### Exercise inputs ###

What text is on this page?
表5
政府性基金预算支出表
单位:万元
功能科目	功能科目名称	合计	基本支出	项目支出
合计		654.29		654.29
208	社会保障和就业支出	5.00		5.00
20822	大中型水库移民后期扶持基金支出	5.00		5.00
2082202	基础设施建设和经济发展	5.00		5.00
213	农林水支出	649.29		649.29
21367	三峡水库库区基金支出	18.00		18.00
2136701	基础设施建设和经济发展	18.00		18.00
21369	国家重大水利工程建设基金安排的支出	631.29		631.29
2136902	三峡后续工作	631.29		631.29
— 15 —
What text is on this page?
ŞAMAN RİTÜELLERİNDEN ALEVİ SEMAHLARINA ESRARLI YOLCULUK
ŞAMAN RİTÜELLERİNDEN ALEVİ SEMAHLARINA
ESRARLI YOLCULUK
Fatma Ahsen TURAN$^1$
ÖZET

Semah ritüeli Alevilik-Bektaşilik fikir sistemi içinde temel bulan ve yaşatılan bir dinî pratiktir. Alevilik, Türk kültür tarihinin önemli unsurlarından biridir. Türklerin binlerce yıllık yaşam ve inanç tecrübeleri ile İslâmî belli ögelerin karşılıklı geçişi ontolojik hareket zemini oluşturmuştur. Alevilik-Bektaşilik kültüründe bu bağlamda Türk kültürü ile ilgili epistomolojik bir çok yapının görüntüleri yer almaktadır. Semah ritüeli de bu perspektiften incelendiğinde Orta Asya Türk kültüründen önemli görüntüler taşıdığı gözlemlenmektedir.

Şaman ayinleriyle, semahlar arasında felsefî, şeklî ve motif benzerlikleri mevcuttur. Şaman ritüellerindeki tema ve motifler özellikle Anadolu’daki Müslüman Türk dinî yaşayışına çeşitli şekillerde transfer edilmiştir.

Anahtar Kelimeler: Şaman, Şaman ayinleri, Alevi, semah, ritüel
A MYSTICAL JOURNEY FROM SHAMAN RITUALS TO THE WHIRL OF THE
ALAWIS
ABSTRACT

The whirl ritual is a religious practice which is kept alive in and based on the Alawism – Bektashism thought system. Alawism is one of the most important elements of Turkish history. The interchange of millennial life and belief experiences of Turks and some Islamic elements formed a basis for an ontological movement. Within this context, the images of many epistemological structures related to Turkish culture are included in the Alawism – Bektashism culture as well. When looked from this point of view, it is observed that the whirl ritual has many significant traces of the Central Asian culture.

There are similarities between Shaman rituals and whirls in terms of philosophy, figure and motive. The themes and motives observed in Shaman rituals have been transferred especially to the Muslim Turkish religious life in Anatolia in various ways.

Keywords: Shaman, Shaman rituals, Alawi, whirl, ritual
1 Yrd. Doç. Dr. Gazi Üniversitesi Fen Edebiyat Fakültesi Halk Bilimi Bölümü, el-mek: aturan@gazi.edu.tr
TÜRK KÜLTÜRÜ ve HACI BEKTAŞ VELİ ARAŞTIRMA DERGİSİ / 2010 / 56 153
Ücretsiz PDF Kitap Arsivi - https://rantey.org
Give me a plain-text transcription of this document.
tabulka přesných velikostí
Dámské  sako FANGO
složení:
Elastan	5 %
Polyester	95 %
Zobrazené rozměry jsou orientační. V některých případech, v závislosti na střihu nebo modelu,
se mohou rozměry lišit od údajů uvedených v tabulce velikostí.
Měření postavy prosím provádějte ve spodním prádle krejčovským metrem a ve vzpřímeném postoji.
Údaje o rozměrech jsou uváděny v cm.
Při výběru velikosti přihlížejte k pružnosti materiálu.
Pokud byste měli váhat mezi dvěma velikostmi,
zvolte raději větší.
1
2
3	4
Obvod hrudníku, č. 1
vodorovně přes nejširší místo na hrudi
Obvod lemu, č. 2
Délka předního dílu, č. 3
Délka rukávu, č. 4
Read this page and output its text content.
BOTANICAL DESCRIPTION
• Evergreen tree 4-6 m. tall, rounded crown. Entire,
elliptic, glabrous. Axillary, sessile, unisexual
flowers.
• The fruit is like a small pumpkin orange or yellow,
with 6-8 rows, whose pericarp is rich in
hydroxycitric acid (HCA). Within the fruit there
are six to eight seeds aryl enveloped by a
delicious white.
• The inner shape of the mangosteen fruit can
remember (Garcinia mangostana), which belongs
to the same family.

###

● **Aim**
Search the material above for "RİTÜELLERİNDEN". Pull out each line where it shows up.

● **The response**
ŞAMAN RİTÜELLERİNDEN ALEVİ SEMAHLARINA ESRARLI YOLCULUK
ŞAMAN RİTÜELLERİNDEN ALEVİ SEMAHLARINA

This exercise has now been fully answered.